Records from a data collection:
---

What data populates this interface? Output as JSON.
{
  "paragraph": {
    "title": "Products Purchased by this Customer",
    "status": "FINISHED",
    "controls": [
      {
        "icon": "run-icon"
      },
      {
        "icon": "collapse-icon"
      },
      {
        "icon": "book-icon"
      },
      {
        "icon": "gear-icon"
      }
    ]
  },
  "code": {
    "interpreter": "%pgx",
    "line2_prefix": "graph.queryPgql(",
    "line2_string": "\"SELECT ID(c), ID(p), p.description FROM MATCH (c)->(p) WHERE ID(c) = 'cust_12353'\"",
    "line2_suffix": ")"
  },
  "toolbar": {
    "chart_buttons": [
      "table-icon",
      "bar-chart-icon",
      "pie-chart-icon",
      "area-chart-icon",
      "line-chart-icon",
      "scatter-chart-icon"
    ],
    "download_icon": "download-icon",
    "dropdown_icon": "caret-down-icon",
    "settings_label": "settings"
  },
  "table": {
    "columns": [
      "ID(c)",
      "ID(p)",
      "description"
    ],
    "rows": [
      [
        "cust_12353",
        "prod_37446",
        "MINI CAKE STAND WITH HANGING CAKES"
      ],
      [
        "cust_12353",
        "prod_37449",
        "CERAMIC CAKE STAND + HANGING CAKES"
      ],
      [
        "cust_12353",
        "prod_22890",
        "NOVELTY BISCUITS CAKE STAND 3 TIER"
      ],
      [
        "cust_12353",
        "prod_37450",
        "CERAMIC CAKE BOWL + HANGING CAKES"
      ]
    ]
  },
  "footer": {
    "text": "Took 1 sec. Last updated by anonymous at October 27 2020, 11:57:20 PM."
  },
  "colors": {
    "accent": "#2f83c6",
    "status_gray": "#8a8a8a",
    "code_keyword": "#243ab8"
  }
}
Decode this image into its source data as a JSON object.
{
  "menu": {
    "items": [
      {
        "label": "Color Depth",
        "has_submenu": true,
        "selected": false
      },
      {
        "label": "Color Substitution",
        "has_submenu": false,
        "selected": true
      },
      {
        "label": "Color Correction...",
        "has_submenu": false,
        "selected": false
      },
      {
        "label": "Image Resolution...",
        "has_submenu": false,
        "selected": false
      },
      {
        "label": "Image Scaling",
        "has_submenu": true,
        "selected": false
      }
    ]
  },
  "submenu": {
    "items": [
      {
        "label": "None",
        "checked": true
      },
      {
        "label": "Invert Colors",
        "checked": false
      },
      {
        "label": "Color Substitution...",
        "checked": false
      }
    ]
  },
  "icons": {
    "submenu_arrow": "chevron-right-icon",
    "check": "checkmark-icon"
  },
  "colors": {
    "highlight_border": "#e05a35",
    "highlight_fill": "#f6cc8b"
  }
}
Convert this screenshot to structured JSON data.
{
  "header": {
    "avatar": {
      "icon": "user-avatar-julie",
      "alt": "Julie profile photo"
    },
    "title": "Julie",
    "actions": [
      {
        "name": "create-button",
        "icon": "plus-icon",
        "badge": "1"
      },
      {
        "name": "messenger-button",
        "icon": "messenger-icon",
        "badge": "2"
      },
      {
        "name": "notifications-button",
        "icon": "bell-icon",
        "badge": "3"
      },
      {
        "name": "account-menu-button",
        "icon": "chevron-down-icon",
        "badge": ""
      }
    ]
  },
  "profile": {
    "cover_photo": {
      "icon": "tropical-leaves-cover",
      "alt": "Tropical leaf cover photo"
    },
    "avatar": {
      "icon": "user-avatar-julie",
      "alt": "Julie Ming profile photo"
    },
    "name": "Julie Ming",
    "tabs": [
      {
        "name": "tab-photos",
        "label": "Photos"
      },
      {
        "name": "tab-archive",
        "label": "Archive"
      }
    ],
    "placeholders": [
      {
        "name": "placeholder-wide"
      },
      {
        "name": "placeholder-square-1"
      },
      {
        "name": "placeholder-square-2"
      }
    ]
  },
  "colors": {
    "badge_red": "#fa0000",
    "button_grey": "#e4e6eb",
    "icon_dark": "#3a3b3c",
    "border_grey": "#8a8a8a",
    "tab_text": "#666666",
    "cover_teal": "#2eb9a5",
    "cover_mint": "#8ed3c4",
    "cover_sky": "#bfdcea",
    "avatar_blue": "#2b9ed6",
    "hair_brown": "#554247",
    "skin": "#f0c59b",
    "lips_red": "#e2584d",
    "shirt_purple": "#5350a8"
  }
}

---

[Set exercise]
Reproduce the records word for word.

[Answer to the exercise]
What data populates this interface? Output as JSON.
{
  "paragraph": {
    "title": "Products Purchased by this Customer",
    "status": "FINISHED",
    "controls": [
      {
        "icon": "run-icon"
      },
      {
        "icon": "collapse-icon"
      },
      {
        "icon": "book-icon"
      },
      {
        "icon": "gear-icon"
      }
    ]
  },
  "code": {
    "interpreter": "%pgx",
    "line2_prefix": "graph.queryPgql(",
    "line2_string": "\"SELECT ID(c), ID(p), p.description FROM MATCH (c)->(p) WHERE ID(c) = 'cust_12353'\"",
    "line2_suffix": ")"
  },
  "toolbar": {
    "chart_buttons": [
      "table-icon",
      "bar-chart-icon",
      "pie-chart-icon",
      "area-chart-icon",
      "line-chart-icon",
      "scatter-chart-icon"
    ],
    "download_icon": "download-icon",
    "dropdown_icon": "caret-down-icon",
    "settings_label": "settings"
  },
  "table": {
    "columns": [
      "ID(c)",
      "ID(p)",
      "description"
    ],
    "rows": [
      [
        "cust_12353",
        "prod_37446",
        "MINI CAKE STAND WITH HANGING CAKES"
      ],
      [
        "cust_12353",
        "prod_37449",
        "CERAMIC CAKE STAND + HANGING CAKES"
      ],
      [
        "cust_12353",
        "prod_22890",
        "NOVELTY BISCUITS CAKE STAND 3 TIER"
      ],
      [
        "cust_12353",
        "prod_37450",
        "CERAMIC CAKE BOWL + HANGING CAKES"
      ]
    ]
  },
  "footer": {
    "text": "Took 1 sec. Last updated by anonymous at October 27 2020, 11:57:20 PM."
  },
  "colors": {
    "accent": "#2f83c6",
    "status_gray": "#8a8a8a",
    "code_keyword": "#243ab8"
  }
}
Decode this image into its source data as a JSON object.
{
  "menu": {
    "items": [
      {
        "label": "Color Depth",
        "has_submenu": true,
        "selected": false
      },
      {
        "label": "Color Substitution",
        "has_submenu": false,
        "selected": true
      },
      {
        "label": "Color Correction...",
        "has_submenu": false,
        "selected": false
      },
      {
        "label": "Image Resolution...",
        "has_submenu": false,
        "selected": false
      },
      {
        "label": "Image Scaling",
        "has_submenu": true,
        "selected": false
      }
    ]
  },
  "submenu": {
    "items": [
      {
        "label": "None",
        "checked": true
      },
      {
        "label": "Invert Colors",
        "checked": false
      },
      {
        "label": "Color Substitution...",
        "checked": false
      }
    ]
  },
  "icons": {
    "submenu_arrow": "chevron-right-icon",
    "check": "checkmark-icon"
  },
  "colors": {
    "highlight_border": "#e05a35",
    "highlight_fill": "#f6cc8b"
  }
}
Convert this screenshot to structured JSON data.
{
  "header": {
    "avatar": {
      "icon": "user-avatar-julie",
      "alt": "Julie profile photo"
    },
    "title": "Julie",
    "actions": [
      {
        "name": "create-button",
        "icon": "plus-icon",
        "badge": "1"
      },
      {
        "name": "messenger-button",
        "icon": "messenger-icon",
        "badge": "2"
      },
      {
        "name": "notifications-button",
        "icon": "bell-icon",
        "badge": "3"
      },
      {
        "name": "account-menu-button",
        "icon": "chevron-down-icon",
        "badge": ""
      }
    ]
  },
  "profile": {
    "cover_photo": {
      "icon": "tropical-leaves-cover",
      "alt": "Tropical leaf cover photo"
    },
    "avatar": {
      "icon": "user-avatar-julie",
      "alt": "Julie Ming profile photo"
    },
    "name": "Julie Ming",
    "tabs": [
      {
        "name": "tab-photos",
        "label": "Photos"
      },
      {
        "name": "tab-archive",
        "label": "Archive"
      }
    ],
    "placeholders": [
      {
        "name": "placeholder-wide"
      },
      {
        "name": "placeholder-square-1"
      },
      {
        "name": "placeholder-square-2"
      }
    ]
  },
  "colors": {
    "badge_red": "#fa0000",
    "button_grey": "#e4e6eb",
    "icon_dark": "#3a3b3c",
    "border_grey": "#8a8a8a",
    "tab_text": "#666666",
    "cover_teal": "#2eb9a5",
    "cover_mint": "#8ed3c4",
    "cover_sky": "#bfdcea",
    "avatar_blue": "#2b9ed6",
    "hair_brown": "#554247",
    "skin": "#f0c59b",
    "lips_red": "#e2584d",
    "shirt_purple": "#5350a8"
  }
}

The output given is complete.